## BEGIN Data supplied
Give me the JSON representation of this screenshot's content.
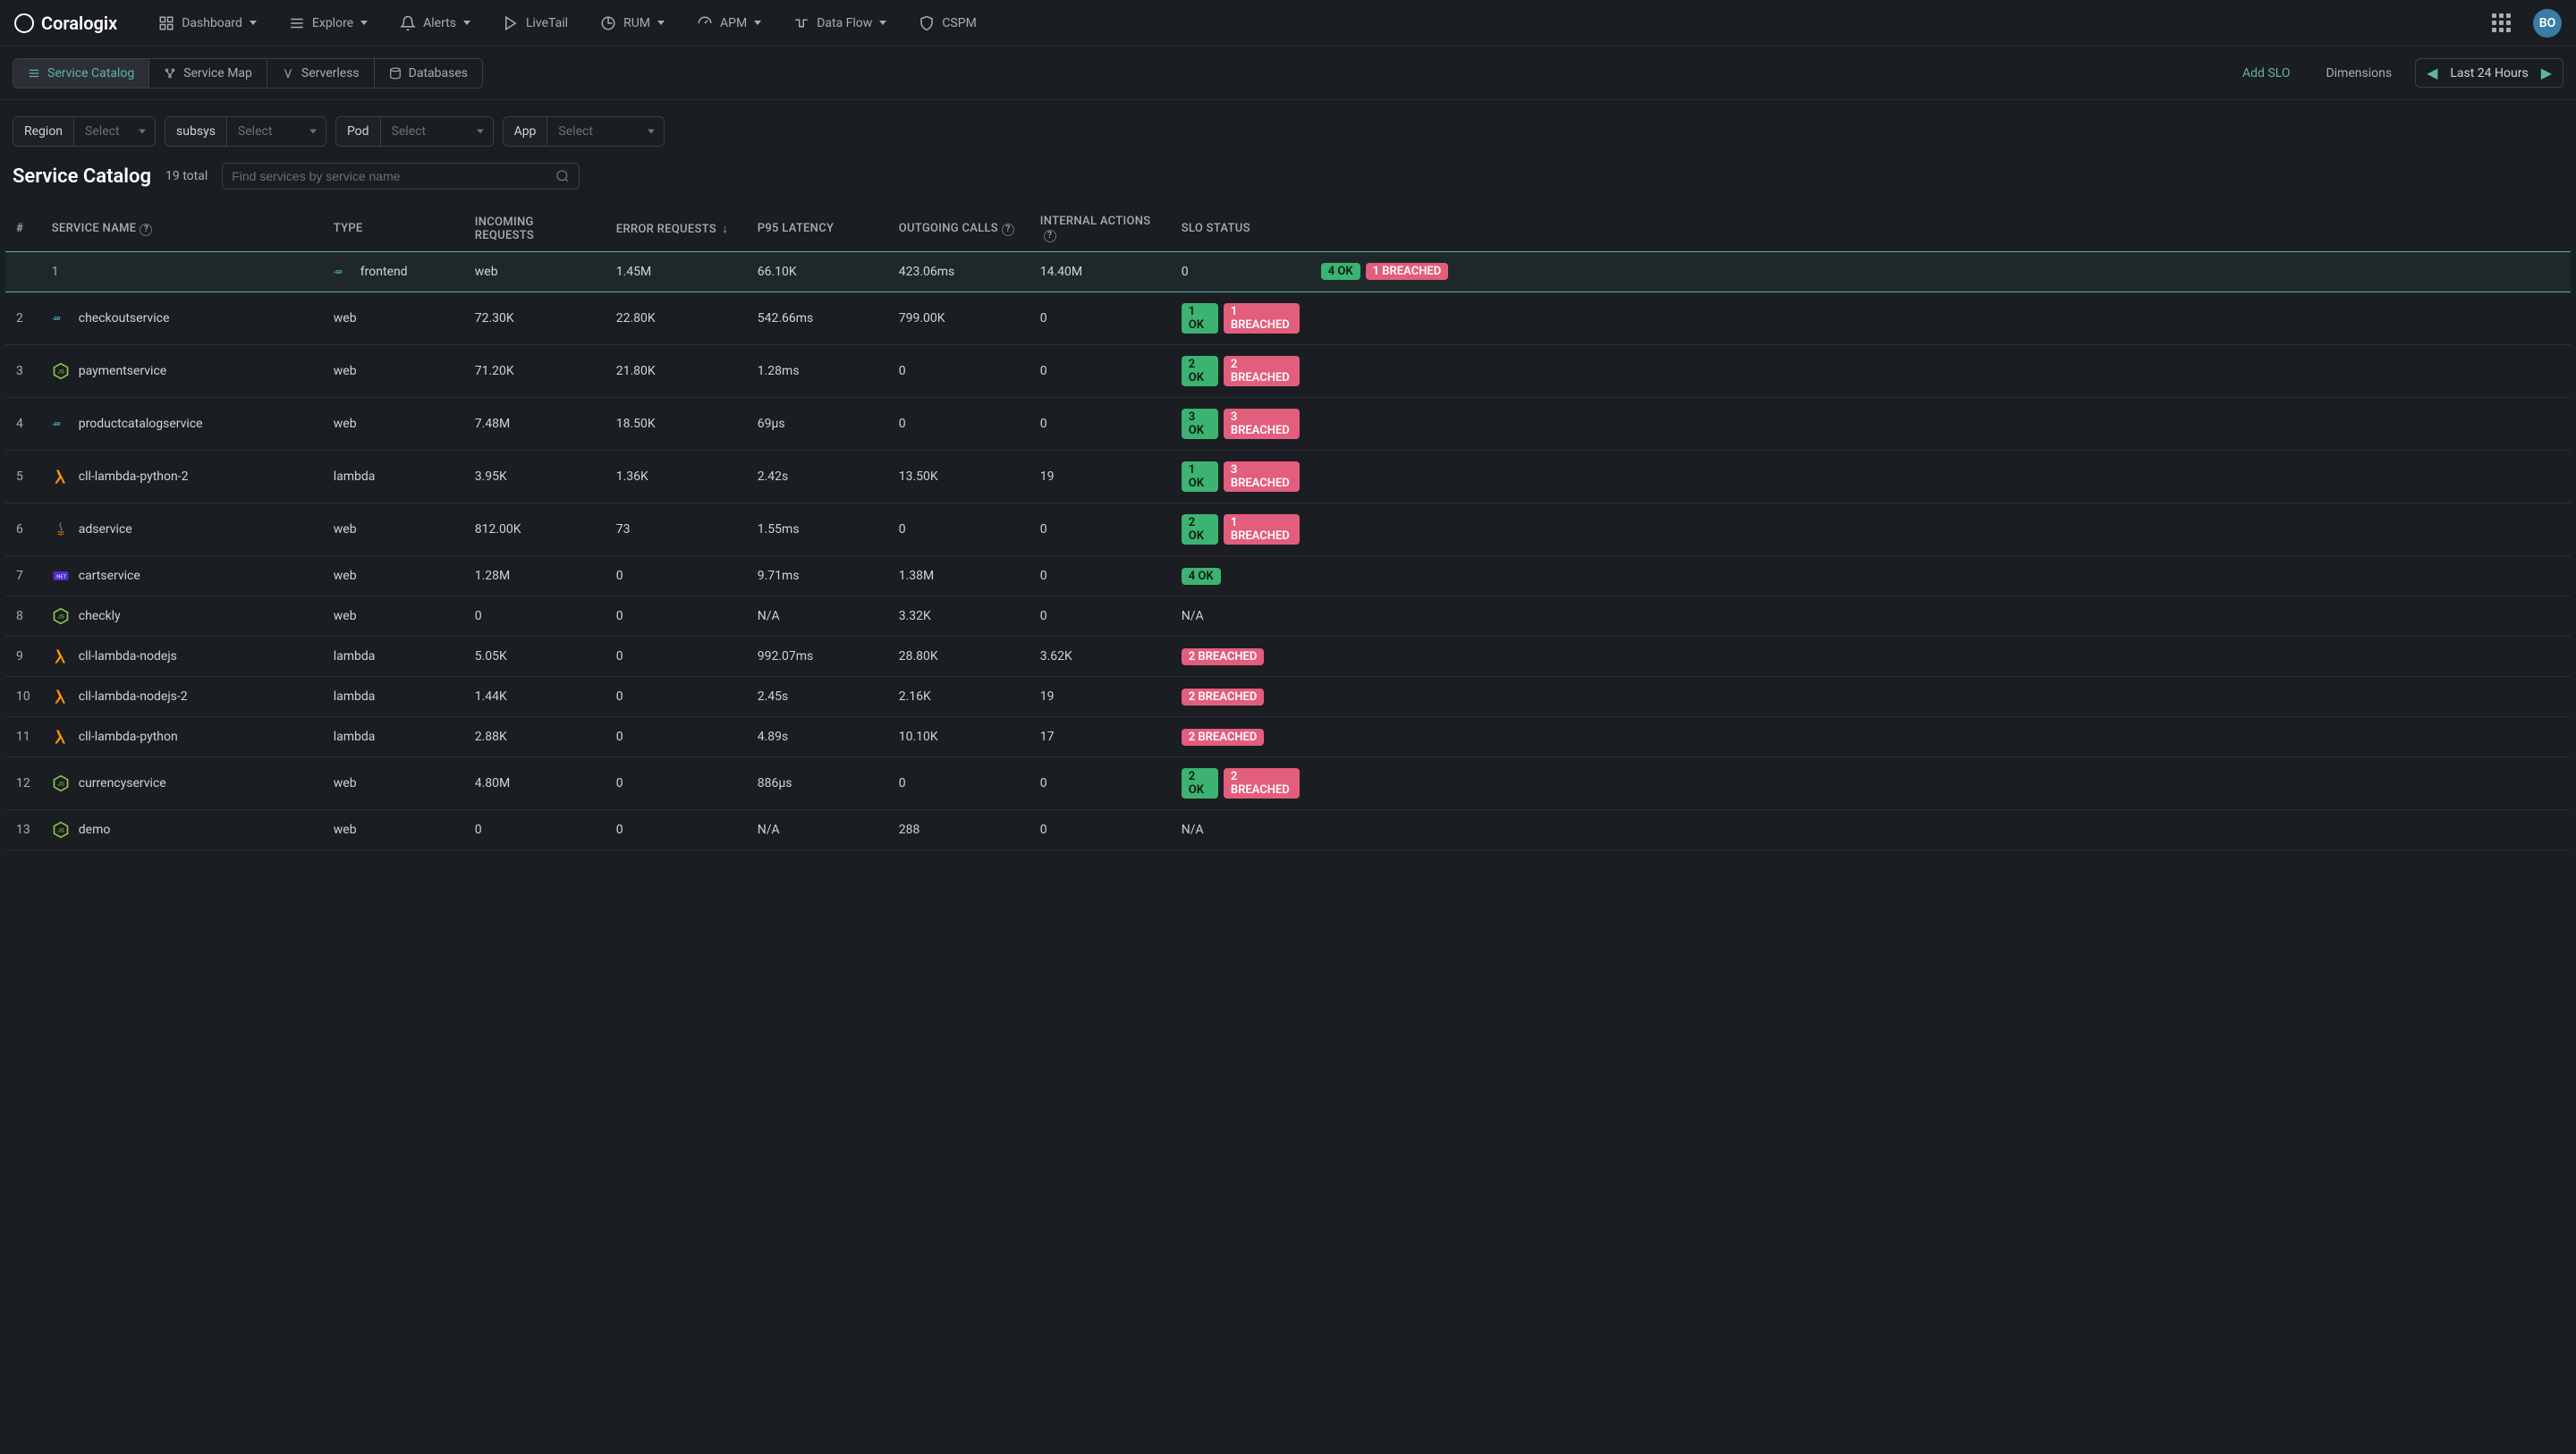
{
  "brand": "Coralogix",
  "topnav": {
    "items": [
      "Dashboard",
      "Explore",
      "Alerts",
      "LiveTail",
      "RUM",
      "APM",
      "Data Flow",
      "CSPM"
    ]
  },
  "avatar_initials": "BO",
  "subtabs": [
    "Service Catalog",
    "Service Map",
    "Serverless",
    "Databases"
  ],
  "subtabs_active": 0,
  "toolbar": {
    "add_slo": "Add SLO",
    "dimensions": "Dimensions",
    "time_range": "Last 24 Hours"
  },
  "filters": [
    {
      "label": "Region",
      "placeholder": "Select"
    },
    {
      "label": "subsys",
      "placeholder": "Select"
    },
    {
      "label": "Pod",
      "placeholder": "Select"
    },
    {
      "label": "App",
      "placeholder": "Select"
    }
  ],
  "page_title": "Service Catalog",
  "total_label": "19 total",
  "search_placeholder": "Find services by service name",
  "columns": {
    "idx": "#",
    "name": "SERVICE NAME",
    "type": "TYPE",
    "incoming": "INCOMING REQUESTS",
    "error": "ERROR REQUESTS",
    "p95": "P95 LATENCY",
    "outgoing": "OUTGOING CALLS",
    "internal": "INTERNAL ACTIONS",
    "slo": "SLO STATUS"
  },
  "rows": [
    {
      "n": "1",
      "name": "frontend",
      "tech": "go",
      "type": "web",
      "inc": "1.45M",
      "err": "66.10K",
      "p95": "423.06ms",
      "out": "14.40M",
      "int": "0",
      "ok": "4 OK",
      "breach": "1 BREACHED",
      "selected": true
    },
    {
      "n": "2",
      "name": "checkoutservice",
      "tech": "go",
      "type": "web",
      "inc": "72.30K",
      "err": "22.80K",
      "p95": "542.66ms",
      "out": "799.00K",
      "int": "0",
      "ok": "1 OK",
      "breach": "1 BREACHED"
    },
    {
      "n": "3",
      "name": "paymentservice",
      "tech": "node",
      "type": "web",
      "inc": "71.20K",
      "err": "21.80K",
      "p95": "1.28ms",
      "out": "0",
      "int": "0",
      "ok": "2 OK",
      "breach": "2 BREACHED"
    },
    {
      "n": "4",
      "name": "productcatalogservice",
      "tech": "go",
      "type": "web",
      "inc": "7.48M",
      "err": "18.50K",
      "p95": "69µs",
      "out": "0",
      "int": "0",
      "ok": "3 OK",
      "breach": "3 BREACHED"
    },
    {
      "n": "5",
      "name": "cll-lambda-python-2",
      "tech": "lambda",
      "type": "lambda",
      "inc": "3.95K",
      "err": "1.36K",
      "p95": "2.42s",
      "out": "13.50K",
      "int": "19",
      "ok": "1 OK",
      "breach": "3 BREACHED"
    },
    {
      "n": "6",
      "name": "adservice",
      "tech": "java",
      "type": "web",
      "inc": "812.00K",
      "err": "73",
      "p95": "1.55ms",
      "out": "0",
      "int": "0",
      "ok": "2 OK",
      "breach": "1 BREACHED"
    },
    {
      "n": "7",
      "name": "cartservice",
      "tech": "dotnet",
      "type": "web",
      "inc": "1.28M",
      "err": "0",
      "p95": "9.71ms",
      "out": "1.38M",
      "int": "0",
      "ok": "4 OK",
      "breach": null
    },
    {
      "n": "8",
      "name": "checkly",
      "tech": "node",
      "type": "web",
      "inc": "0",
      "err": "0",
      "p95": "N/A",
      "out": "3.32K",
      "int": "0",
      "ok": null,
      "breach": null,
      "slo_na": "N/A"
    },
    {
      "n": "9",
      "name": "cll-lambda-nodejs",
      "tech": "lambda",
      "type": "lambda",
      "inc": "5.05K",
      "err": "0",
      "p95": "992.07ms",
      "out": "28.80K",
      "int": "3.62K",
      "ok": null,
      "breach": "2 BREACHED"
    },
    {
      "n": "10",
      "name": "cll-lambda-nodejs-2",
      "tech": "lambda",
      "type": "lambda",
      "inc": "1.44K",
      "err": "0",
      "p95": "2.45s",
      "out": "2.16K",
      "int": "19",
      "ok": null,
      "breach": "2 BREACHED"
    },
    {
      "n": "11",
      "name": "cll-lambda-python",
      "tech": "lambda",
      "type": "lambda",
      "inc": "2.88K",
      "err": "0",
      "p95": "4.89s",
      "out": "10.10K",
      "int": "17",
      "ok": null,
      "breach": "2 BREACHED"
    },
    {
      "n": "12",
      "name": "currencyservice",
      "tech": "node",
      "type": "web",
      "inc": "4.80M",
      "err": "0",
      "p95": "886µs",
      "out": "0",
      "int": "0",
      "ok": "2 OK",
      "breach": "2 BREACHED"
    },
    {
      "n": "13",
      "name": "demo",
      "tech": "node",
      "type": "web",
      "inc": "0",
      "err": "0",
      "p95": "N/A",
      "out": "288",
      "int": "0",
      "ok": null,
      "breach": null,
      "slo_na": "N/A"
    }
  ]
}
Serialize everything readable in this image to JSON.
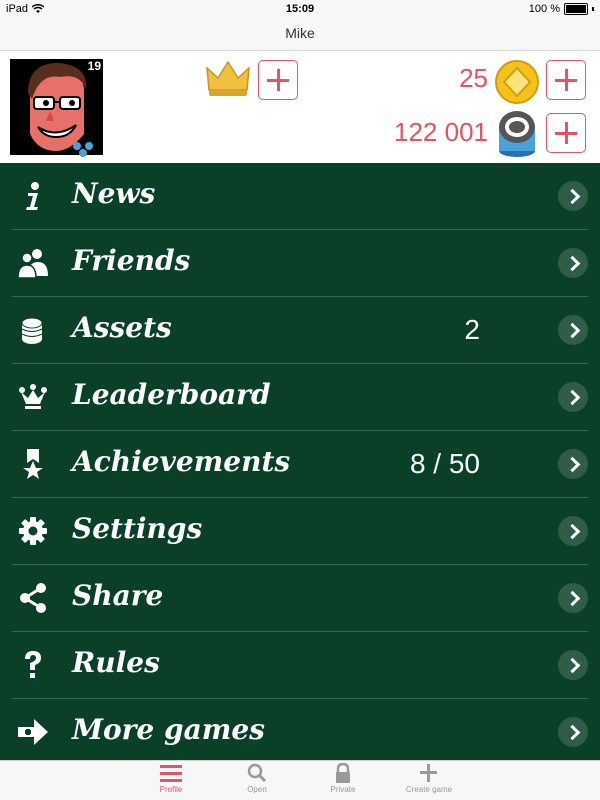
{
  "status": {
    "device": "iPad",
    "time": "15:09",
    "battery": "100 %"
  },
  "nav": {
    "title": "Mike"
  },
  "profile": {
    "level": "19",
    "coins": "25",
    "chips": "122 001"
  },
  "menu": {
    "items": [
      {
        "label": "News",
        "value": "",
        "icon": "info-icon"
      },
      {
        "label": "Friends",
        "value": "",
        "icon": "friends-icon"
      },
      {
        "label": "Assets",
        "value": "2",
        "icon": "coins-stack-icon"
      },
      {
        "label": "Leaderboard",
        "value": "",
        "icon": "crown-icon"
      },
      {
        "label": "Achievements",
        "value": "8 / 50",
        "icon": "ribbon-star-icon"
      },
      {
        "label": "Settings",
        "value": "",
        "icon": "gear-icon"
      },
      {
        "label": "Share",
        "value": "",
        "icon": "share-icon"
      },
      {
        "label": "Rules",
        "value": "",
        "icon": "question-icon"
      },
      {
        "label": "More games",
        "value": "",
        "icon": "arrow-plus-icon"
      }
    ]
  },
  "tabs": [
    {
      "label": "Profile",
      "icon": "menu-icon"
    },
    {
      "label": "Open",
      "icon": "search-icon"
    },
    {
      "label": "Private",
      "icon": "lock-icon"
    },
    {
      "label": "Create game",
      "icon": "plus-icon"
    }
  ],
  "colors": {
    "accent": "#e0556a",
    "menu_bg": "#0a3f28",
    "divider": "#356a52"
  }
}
## END Data supplied
(Goal): The material above must be printed exactly, with its pictures left out.

(Complete answer):
Give me the JSON representation of this screenshot's content.
{
  "brand": "Coralogix",
  "topnav": {
    "items": [
      "Dashboard",
      "Explore",
      "Alerts",
      "LiveTail",
      "RUM",
      "APM",
      "Data Flow",
      "CSPM"
    ]
  },
  "avatar_initials": "BO",
  "subtabs": [
    "Service Catalog",
    "Service Map",
    "Serverless",
    "Databases"
  ],
  "subtabs_active": 0,
  "toolbar": {
    "add_slo": "Add SLO",
    "dimensions": "Dimensions",
    "time_range": "Last 24 Hours"
  },
  "filters": [
    {
      "label": "Region",
      "placeholder": "Select"
    },
    {
      "label": "subsys",
      "placeholder": "Select"
    },
    {
      "label": "Pod",
      "placeholder": "Select"
    },
    {
      "label": "App",
      "placeholder": "Select"
    }
  ],
  "page_title": "Service Catalog",
  "total_label": "19 total",
  "search_placeholder": "Find services by service name",
  "columns": {
    "idx": "#",
    "name": "SERVICE NAME",
    "type": "TYPE",
    "incoming": "INCOMING REQUESTS",
    "error": "ERROR REQUESTS",
    "p95": "P95 LATENCY",
    "outgoing": "OUTGOING CALLS",
    "internal": "INTERNAL ACTIONS",
    "slo": "SLO STATUS"
  },
  "rows": [
    {
      "n": "1",
      "name": "frontend",
      "tech": "go",
      "type": "web",
      "inc": "1.45M",
      "err": "66.10K",
      "p95": "423.06ms",
      "out": "14.40M",
      "int": "0",
      "ok": "4 OK",
      "breach": "1 BREACHED",
      "selected": true
    },
    {
      "n": "2",
      "name": "checkoutservice",
      "tech": "go",
      "type": "web",
      "inc": "72.30K",
      "err": "22.80K",
      "p95": "542.66ms",
      "out": "799.00K",
      "int": "0",
      "ok": "1 OK",
      "breach": "1 BREACHED"
    },
    {
      "n": "3",
      "name": "paymentservice",
      "tech": "node",
      "type": "web",
      "inc": "71.20K",
      "err": "21.80K",
      "p95": "1.28ms",
      "out": "0",
      "int": "0",
      "ok": "2 OK",
      "breach": "2 BREACHED"
    },
    {
      "n": "4",
      "name": "productcatalogservice",
      "tech": "go",
      "type": "web",
      "inc": "7.48M",
      "err": "18.50K",
      "p95": "69µs",
      "out": "0",
      "int": "0",
      "ok": "3 OK",
      "breach": "3 BREACHED"
    },
    {
      "n": "5",
      "name": "cll-lambda-python-2",
      "tech": "lambda",
      "type": "lambda",
      "inc": "3.95K",
      "err": "1.36K",
      "p95": "2.42s",
      "out": "13.50K",
      "int": "19",
      "ok": "1 OK",
      "breach": "3 BREACHED"
    },
    {
      "n": "6",
      "name": "adservice",
      "tech": "java",
      "type": "web",
      "inc": "812.00K",
      "err": "73",
      "p95": "1.55ms",
      "out": "0",
      "int": "0",
      "ok": "2 OK",
      "breach": "1 BREACHED"
    },
    {
      "n": "7",
      "name": "cartservice",
      "tech": "dotnet",
      "type": "web",
      "inc": "1.28M",
      "err": "0",
      "p95": "9.71ms",
      "out": "1.38M",
      "int": "0",
      "ok": "4 OK",
      "breach": null
    },
    {
      "n": "8",
      "name": "checkly",
      "tech": "node",
      "type": "web",
      "inc": "0",
      "err": "0",
      "p95": "N/A",
      "out": "3.32K",
      "int": "0",
      "ok": null,
      "breach": null,
      "slo_na": "N/A"
    },
    {
      "n": "9",
      "name": "cll-lambda-nodejs",
      "tech": "lambda",
      "type": "lambda",
      "inc": "5.05K",
      "err": "0",
      "p95": "992.07ms",
      "out": "28.80K",
      "int": "3.62K",
      "ok": null,
      "breach": "2 BREACHED"
    },
    {
      "n": "10",
      "name": "cll-lambda-nodejs-2",
      "tech": "lambda",
      "type": "lambda",
      "inc": "1.44K",
      "err": "0",
      "p95": "2.45s",
      "out": "2.16K",
      "int": "19",
      "ok": null,
      "breach": "2 BREACHED"
    },
    {
      "n": "11",
      "name": "cll-lambda-python",
      "tech": "lambda",
      "type": "lambda",
      "inc": "2.88K",
      "err": "0",
      "p95": "4.89s",
      "out": "10.10K",
      "int": "17",
      "ok": null,
      "breach": "2 BREACHED"
    },
    {
      "n": "12",
      "name": "currencyservice",
      "tech": "node",
      "type": "web",
      "inc": "4.80M",
      "err": "0",
      "p95": "886µs",
      "out": "0",
      "int": "0",
      "ok": "2 OK",
      "breach": "2 BREACHED"
    },
    {
      "n": "13",
      "name": "demo",
      "tech": "node",
      "type": "web",
      "inc": "0",
      "err": "0",
      "p95": "N/A",
      "out": "288",
      "int": "0",
      "ok": null,
      "breach": null,
      "slo_na": "N/A"
    }
  ]
}
Serialize everything readable in this image to JSON.
{
  "status": {
    "device": "iPad",
    "time": "15:09",
    "battery": "100 %"
  },
  "nav": {
    "title": "Mike"
  },
  "profile": {
    "level": "19",
    "coins": "25",
    "chips": "122 001"
  },
  "menu": {
    "items": [
      {
        "label": "News",
        "value": "",
        "icon": "info-icon"
      },
      {
        "label": "Friends",
        "value": "",
        "icon": "friends-icon"
      },
      {
        "label": "Assets",
        "value": "2",
        "icon": "coins-stack-icon"
      },
      {
        "label": "Leaderboard",
        "value": "",
        "icon": "crown-icon"
      },
      {
        "label": "Achievements",
        "value": "8 / 50",
        "icon": "ribbon-star-icon"
      },
      {
        "label": "Settings",
        "value": "",
        "icon": "gear-icon"
      },
      {
        "label": "Share",
        "value": "",
        "icon": "share-icon"
      },
      {
        "label": "Rules",
        "value": "",
        "icon": "question-icon"
      },
      {
        "label": "More games",
        "value": "",
        "icon": "arrow-plus-icon"
      }
    ]
  },
  "tabs": [
    {
      "label": "Profile",
      "icon": "menu-icon"
    },
    {
      "label": "Open",
      "icon": "search-icon"
    },
    {
      "label": "Private",
      "icon": "lock-icon"
    },
    {
      "label": "Create game",
      "icon": "plus-icon"
    }
  ],
  "colors": {
    "accent": "#e0556a",
    "menu_bg": "#0a3f28",
    "divider": "#356a52"
  }
}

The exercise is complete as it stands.